- [PROVIDED ENTRIES]
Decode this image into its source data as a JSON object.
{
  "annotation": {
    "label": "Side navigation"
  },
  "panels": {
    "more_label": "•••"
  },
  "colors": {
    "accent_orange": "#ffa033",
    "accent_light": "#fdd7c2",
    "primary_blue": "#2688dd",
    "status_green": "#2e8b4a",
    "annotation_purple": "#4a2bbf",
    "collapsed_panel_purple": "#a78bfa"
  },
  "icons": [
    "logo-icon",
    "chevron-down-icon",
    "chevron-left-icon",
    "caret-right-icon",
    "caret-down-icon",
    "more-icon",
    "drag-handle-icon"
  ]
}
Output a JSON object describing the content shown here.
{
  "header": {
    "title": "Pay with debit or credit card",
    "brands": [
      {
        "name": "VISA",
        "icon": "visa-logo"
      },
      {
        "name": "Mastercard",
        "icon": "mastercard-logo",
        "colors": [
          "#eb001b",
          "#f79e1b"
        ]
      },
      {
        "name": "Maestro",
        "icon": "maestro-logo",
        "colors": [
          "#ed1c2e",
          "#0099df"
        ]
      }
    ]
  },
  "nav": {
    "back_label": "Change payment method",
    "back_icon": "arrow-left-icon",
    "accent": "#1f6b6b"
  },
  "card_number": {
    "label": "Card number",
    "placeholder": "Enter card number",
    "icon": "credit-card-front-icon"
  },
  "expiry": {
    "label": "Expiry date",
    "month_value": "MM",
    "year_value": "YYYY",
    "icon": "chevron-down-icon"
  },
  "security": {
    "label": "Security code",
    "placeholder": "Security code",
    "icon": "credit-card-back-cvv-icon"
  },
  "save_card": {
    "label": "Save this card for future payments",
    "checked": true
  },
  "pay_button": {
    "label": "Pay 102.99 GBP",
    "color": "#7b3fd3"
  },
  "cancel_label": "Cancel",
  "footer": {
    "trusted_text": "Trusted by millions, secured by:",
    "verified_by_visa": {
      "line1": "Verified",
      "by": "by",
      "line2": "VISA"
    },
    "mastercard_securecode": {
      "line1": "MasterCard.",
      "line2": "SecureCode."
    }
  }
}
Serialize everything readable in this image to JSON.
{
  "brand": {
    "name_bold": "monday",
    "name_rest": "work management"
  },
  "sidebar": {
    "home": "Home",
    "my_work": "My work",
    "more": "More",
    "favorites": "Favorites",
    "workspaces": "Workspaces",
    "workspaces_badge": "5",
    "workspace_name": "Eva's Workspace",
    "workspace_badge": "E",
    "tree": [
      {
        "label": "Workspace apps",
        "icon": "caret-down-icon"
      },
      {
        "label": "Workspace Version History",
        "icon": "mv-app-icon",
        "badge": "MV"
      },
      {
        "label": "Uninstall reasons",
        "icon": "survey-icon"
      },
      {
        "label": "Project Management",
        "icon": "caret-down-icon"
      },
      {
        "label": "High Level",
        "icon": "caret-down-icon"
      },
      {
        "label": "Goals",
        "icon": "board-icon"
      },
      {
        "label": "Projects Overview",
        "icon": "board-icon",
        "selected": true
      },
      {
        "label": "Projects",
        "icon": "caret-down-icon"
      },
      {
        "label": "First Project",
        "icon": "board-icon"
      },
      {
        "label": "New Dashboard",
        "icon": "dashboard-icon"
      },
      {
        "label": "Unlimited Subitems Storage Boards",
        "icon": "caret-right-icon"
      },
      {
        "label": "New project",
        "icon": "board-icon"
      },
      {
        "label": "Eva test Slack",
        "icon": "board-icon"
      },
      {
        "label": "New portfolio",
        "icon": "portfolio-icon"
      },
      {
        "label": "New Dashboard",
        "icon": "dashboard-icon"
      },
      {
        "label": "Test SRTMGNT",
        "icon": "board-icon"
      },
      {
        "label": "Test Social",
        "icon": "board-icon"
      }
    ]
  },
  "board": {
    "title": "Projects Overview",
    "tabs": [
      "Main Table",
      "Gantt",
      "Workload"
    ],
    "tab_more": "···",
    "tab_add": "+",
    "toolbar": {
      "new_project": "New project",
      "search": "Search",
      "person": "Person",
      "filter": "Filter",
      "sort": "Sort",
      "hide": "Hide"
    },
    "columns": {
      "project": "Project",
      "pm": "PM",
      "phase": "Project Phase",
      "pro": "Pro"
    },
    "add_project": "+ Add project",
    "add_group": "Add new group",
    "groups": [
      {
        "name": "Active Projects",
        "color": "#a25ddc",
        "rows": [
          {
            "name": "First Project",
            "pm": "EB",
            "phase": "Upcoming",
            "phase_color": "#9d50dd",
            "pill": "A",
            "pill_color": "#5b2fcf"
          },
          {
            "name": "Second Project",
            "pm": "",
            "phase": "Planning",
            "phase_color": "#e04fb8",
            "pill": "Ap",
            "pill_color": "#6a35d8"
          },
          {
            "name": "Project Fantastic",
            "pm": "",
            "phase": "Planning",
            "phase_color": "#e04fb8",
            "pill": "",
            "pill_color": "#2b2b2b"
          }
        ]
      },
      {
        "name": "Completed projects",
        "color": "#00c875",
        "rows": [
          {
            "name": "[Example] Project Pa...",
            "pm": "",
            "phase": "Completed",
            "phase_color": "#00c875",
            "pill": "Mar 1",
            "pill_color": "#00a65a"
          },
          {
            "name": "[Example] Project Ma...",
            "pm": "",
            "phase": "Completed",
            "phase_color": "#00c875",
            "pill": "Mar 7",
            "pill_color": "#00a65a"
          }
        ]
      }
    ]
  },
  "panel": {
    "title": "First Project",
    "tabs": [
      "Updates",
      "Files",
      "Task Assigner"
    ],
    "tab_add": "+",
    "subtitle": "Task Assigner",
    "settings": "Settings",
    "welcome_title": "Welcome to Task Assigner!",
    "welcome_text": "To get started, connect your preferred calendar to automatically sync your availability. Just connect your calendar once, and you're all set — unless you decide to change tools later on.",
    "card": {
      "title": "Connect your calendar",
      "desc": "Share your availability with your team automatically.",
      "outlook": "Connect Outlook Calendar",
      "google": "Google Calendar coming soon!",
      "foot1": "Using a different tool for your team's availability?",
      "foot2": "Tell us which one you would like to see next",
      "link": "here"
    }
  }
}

- [THE PROBLEM]
Every line above needs to be retyped exactly.

- [FINISHED ANSWER]
Decode this image into its source data as a JSON object.
{
  "annotation": {
    "label": "Side navigation"
  },
  "panels": {
    "more_label": "•••"
  },
  "colors": {
    "accent_orange": "#ffa033",
    "accent_light": "#fdd7c2",
    "primary_blue": "#2688dd",
    "status_green": "#2e8b4a",
    "annotation_purple": "#4a2bbf",
    "collapsed_panel_purple": "#a78bfa"
  },
  "icons": [
    "logo-icon",
    "chevron-down-icon",
    "chevron-left-icon",
    "caret-right-icon",
    "caret-down-icon",
    "more-icon",
    "drag-handle-icon"
  ]
}
Output a JSON object describing the content shown here.
{
  "header": {
    "title": "Pay with debit or credit card",
    "brands": [
      {
        "name": "VISA",
        "icon": "visa-logo"
      },
      {
        "name": "Mastercard",
        "icon": "mastercard-logo",
        "colors": [
          "#eb001b",
          "#f79e1b"
        ]
      },
      {
        "name": "Maestro",
        "icon": "maestro-logo",
        "colors": [
          "#ed1c2e",
          "#0099df"
        ]
      }
    ]
  },
  "nav": {
    "back_label": "Change payment method",
    "back_icon": "arrow-left-icon",
    "accent": "#1f6b6b"
  },
  "card_number": {
    "label": "Card number",
    "placeholder": "Enter card number",
    "icon": "credit-card-front-icon"
  },
  "expiry": {
    "label": "Expiry date",
    "month_value": "MM",
    "year_value": "YYYY",
    "icon": "chevron-down-icon"
  },
  "security": {
    "label": "Security code",
    "placeholder": "Security code",
    "icon": "credit-card-back-cvv-icon"
  },
  "save_card": {
    "label": "Save this card for future payments",
    "checked": true
  },
  "pay_button": {
    "label": "Pay 102.99 GBP",
    "color": "#7b3fd3"
  },
  "cancel_label": "Cancel",
  "footer": {
    "trusted_text": "Trusted by millions, secured by:",
    "verified_by_visa": {
      "line1": "Verified",
      "by": "by",
      "line2": "VISA"
    },
    "mastercard_securecode": {
      "line1": "MasterCard.",
      "line2": "SecureCode."
    }
  }
}
Serialize everything readable in this image to JSON.
{
  "brand": {
    "name_bold": "monday",
    "name_rest": "work management"
  },
  "sidebar": {
    "home": "Home",
    "my_work": "My work",
    "more": "More",
    "favorites": "Favorites",
    "workspaces": "Workspaces",
    "workspaces_badge": "5",
    "workspace_name": "Eva's Workspace",
    "workspace_badge": "E",
    "tree": [
      {
        "label": "Workspace apps",
        "icon": "caret-down-icon"
      },
      {
        "label": "Workspace Version History",
        "icon": "mv-app-icon",
        "badge": "MV"
      },
      {
        "label": "Uninstall reasons",
        "icon": "survey-icon"
      },
      {
        "label": "Project Management",
        "icon": "caret-down-icon"
      },
      {
        "label": "High Level",
        "icon": "caret-down-icon"
      },
      {
        "label": "Goals",
        "icon": "board-icon"
      },
      {
        "label": "Projects Overview",
        "icon": "board-icon",
        "selected": true
      },
      {
        "label": "Projects",
        "icon": "caret-down-icon"
      },
      {
        "label": "First Project",
        "icon": "board-icon"
      },
      {
        "label": "New Dashboard",
        "icon": "dashboard-icon"
      },
      {
        "label": "Unlimited Subitems Storage Boards",
        "icon": "caret-right-icon"
      },
      {
        "label": "New project",
        "icon": "board-icon"
      },
      {
        "label": "Eva test Slack",
        "icon": "board-icon"
      },
      {
        "label": "New portfolio",
        "icon": "portfolio-icon"
      },
      {
        "label": "New Dashboard",
        "icon": "dashboard-icon"
      },
      {
        "label": "Test SRTMGNT",
        "icon": "board-icon"
      },
      {
        "label": "Test Social",
        "icon": "board-icon"
      }
    ]
  },
  "board": {
    "title": "Projects Overview",
    "tabs": [
      "Main Table",
      "Gantt",
      "Workload"
    ],
    "tab_more": "···",
    "tab_add": "+",
    "toolbar": {
      "new_project": "New project",
      "search": "Search",
      "person": "Person",
      "filter": "Filter",
      "sort": "Sort",
      "hide": "Hide"
    },
    "columns": {
      "project": "Project",
      "pm": "PM",
      "phase": "Project Phase",
      "pro": "Pro"
    },
    "add_project": "+ Add project",
    "add_group": "Add new group",
    "groups": [
      {
        "name": "Active Projects",
        "color": "#a25ddc",
        "rows": [
          {
            "name": "First Project",
            "pm": "EB",
            "phase": "Upcoming",
            "phase_color": "#9d50dd",
            "pill": "A",
            "pill_color": "#5b2fcf"
          },
          {
            "name": "Second Project",
            "pm": "",
            "phase": "Planning",
            "phase_color": "#e04fb8",
            "pill": "Ap",
            "pill_color": "#6a35d8"
          },
          {
            "name": "Project Fantastic",
            "pm": "",
            "phase": "Planning",
            "phase_color": "#e04fb8",
            "pill": "",
            "pill_color": "#2b2b2b"
          }
        ]
      },
      {
        "name": "Completed projects",
        "color": "#00c875",
        "rows": [
          {
            "name": "[Example] Project Pa...",
            "pm": "",
            "phase": "Completed",
            "phase_color": "#00c875",
            "pill": "Mar 1",
            "pill_color": "#00a65a"
          },
          {
            "name": "[Example] Project Ma...",
            "pm": "",
            "phase": "Completed",
            "phase_color": "#00c875",
            "pill": "Mar 7",
            "pill_color": "#00a65a"
          }
        ]
      }
    ]
  },
  "panel": {
    "title": "First Project",
    "tabs": [
      "Updates",
      "Files",
      "Task Assigner"
    ],
    "tab_add": "+",
    "subtitle": "Task Assigner",
    "settings": "Settings",
    "welcome_title": "Welcome to Task Assigner!",
    "welcome_text": "To get started, connect your preferred calendar to automatically sync your availability. Just connect your calendar once, and you're all set — unless you decide to change tools later on.",
    "card": {
      "title": "Connect your calendar",
      "desc": "Share your availability with your team automatically.",
      "outlook": "Connect Outlook Calendar",
      "google": "Google Calendar coming soon!",
      "foot1": "Using a different tool for your team's availability?",
      "foot2": "Tell us which one you would like to see next",
      "link": "here"
    }
  }
}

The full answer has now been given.